======== RECORDS PROVIDED ========

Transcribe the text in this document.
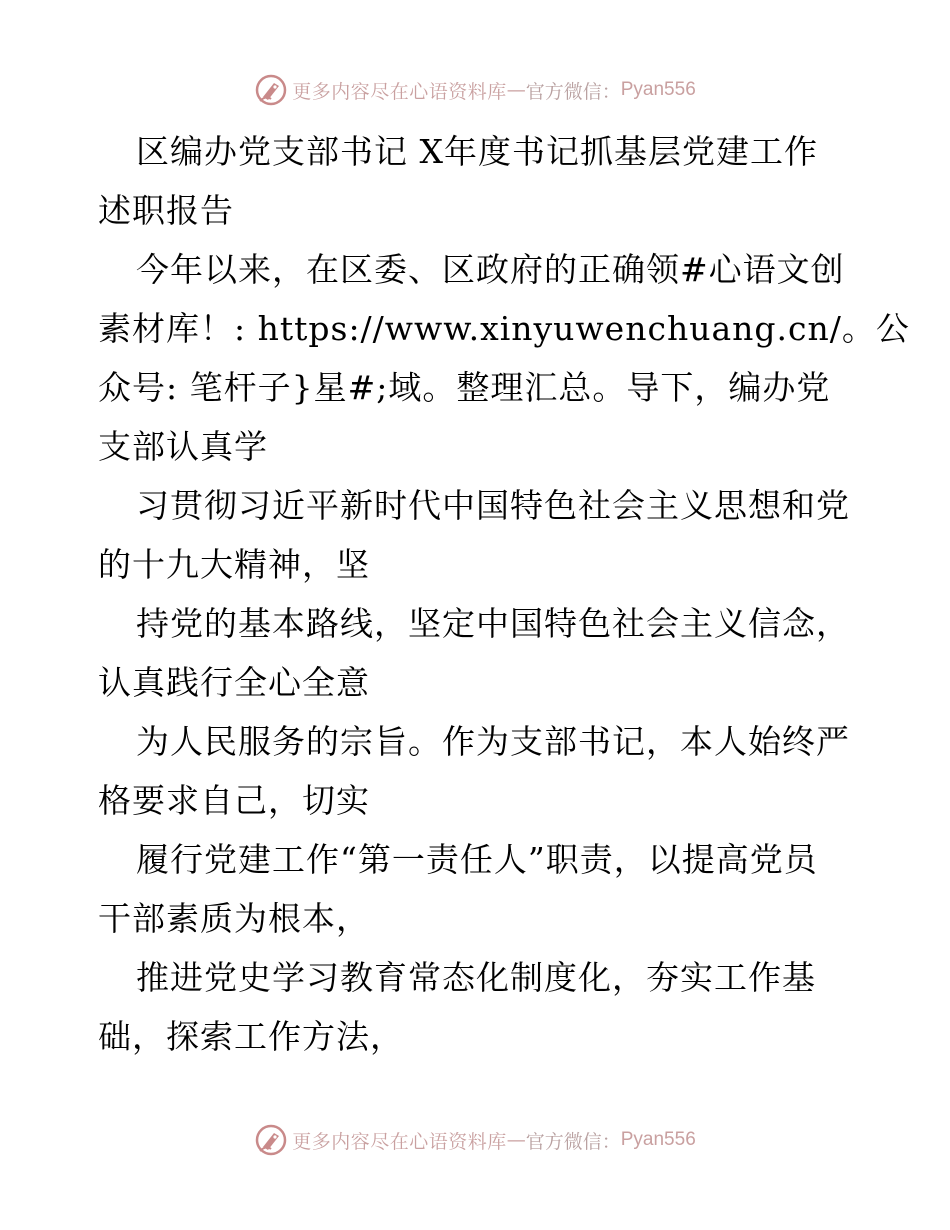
更多内容尽在心语资料库 — 官方微信： Pyan556
区编办党支部书记 X年度书记抓基层党建工作
述职报告
今年以来，在区委、区政府的正确领#心语文创
素材库！: https://www.xinyuwenchuang.cn/。公
众号: 笔杆子}星#;域。整理汇总。导下，编办党
支部认真学
习贯彻习近平新时代中国特色社会主义思想和党
的十九大精神，坚
持党的基本路线，坚定中国特色社会主义信念，
认真践行全心全意
为人民服务的宗旨。作为支部书记，本人始终严
格要求自己，切实
履行党建工作“第一责任人”职责，以提高党员
干部素质为根本，
推进党史学习教育常态化制度化，夯实工作基
础，探索工作方法，
更多内容尽在心语资料库 — 官方微信： Pyan556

========

_TASK INSTRUCTIONS_
Could you reproduce every record above exactly, leaving out the pictures?

_RESPONSE TO THIS EXERCISE_
Transcribe the text in this document.
更多内容尽在心语资料库 — 官方微信： Pyan556
区编办党支部书记 X年度书记抓基层党建工作
述职报告
今年以来，在区委、区政府的正确领#心语文创
素材库！: https://www.xinyuwenchuang.cn/。公
众号: 笔杆子}星#;域。整理汇总。导下，编办党
支部认真学
习贯彻习近平新时代中国特色社会主义思想和党
的十九大精神，坚
持党的基本路线，坚定中国特色社会主义信念，
认真践行全心全意
为人民服务的宗旨。作为支部书记，本人始终严
格要求自己，切实
履行党建工作“第一责任人”职责，以提高党员
干部素质为根本，
推进党史学习教育常态化制度化，夯实工作基
础，探索工作方法，
更多内容尽在心语资料库 — 官方微信： Pyan556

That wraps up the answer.